Stored records:
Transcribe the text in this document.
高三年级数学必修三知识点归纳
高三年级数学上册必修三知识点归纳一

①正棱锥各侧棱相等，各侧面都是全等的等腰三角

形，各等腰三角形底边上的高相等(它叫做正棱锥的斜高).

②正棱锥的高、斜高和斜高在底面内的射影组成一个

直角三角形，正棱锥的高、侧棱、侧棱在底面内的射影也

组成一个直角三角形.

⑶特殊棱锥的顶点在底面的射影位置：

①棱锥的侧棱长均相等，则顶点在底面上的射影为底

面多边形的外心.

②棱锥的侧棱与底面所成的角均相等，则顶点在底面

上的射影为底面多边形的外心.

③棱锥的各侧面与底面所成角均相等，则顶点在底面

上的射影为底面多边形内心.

◆ **OBJECTIVE**
Repeat each record exactly. Omit nothing.

◆ **ANSWER FOR THIS EXERCISE**
Transcribe the text in this document.
高三年级数学必修三知识点归纳
高三年级数学上册必修三知识点归纳一

①正棱锥各侧棱相等，各侧面都是全等的等腰三角

形，各等腰三角形底边上的高相等(它叫做正棱锥的斜高).

②正棱锥的高、斜高和斜高在底面内的射影组成一个

直角三角形，正棱锥的高、侧棱、侧棱在底面内的射影也

组成一个直角三角形.

⑶特殊棱锥的顶点在底面的射影位置：

①棱锥的侧棱长均相等，则顶点在底面上的射影为底

面多边形的外心.

②棱锥的侧棱与底面所成的角均相等，则顶点在底面

上的射影为底面多边形的外心.

③棱锥的各侧面与底面所成角均相等，则顶点在底面

上的射影为底面多边形内心.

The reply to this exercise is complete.